Begin SUPPLIED DATA

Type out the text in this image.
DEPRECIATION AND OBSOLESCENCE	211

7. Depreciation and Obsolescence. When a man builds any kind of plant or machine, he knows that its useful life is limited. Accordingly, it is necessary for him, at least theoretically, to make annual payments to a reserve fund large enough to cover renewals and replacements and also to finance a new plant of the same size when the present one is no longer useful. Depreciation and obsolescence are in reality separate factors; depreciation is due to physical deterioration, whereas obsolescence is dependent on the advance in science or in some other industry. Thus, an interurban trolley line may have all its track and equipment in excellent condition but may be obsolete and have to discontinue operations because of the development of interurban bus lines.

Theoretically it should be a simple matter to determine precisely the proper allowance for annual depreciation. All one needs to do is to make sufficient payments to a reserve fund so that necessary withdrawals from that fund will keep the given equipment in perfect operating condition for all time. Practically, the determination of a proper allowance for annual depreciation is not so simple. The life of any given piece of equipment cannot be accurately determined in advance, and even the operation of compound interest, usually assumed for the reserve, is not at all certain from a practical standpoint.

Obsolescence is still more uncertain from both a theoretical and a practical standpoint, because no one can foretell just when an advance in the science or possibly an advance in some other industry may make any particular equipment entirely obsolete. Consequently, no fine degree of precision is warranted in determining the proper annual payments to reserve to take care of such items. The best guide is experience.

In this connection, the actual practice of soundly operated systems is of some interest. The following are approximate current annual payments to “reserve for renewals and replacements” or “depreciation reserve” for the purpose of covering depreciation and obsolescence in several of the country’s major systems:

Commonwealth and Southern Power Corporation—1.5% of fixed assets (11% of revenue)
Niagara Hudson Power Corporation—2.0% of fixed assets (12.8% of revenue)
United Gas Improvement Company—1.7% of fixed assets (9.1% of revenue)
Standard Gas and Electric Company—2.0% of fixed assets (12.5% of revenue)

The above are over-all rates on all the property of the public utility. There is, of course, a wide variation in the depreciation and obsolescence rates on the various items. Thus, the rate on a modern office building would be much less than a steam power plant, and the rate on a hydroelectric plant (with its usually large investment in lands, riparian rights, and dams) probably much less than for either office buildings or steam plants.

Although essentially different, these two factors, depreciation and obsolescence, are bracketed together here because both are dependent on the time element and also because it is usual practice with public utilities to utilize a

End SUPPLIED DATA

▸ PROBLEM TO SOLVE
Each line above is to be repeated exactly.

▸ TASK RESPONSE
Type out the text in this image.
DEPRECIATION AND OBSOLESCENCE	211

7. Depreciation and Obsolescence. When a man builds any kind of plant or machine, he knows that its useful life is limited. Accordingly, it is necessary for him, at least theoretically, to make annual payments to a reserve fund large enough to cover renewals and replacements and also to finance a new plant of the same size when the present one is no longer useful. Depreciation and obsolescence are in reality separate factors; depreciation is due to physical deterioration, whereas obsolescence is dependent on the advance in science or in some other industry. Thus, an interurban trolley line may have all its track and equipment in excellent condition but may be obsolete and have to discontinue operations because of the development of interurban bus lines.

Theoretically it should be a simple matter to determine precisely the proper allowance for annual depreciation. All one needs to do is to make sufficient payments to a reserve fund so that necessary withdrawals from that fund will keep the given equipment in perfect operating condition for all time. Practically, the determination of a proper allowance for annual depreciation is not so simple. The life of any given piece of equipment cannot be accurately determined in advance, and even the operation of compound interest, usually assumed for the reserve, is not at all certain from a practical standpoint.

Obsolescence is still more uncertain from both a theoretical and a practical standpoint, because no one can foretell just when an advance in the science or possibly an advance in some other industry may make any particular equipment entirely obsolete. Consequently, no fine degree of precision is warranted in determining the proper annual payments to reserve to take care of such items. The best guide is experience.

In this connection, the actual practice of soundly operated systems is of some interest. The following are approximate current annual payments to “reserve for renewals and replacements” or “depreciation reserve” for the purpose of covering depreciation and obsolescence in several of the country’s major systems:

Commonwealth and Southern Power Corporation—1.5% of fixed assets (11% of revenue)
Niagara Hudson Power Corporation—2.0% of fixed assets (12.8% of revenue)
United Gas Improvement Company—1.7% of fixed assets (9.1% of revenue)
Standard Gas and Electric Company—2.0% of fixed assets (12.5% of revenue)

The above are over-all rates on all the property of the public utility. There is, of course, a wide variation in the depreciation and obsolescence rates on the various items. Thus, the rate on a modern office building would be much less than a steam power plant, and the rate on a hydroelectric plant (with its usually large investment in lands, riparian rights, and dams) probably much less than for either office buildings or steam plants.

Although essentially different, these two factors, depreciation and obsolescence, are bracketed together here because both are dependent on the time element and also because it is usual practice with public utilities to utilize a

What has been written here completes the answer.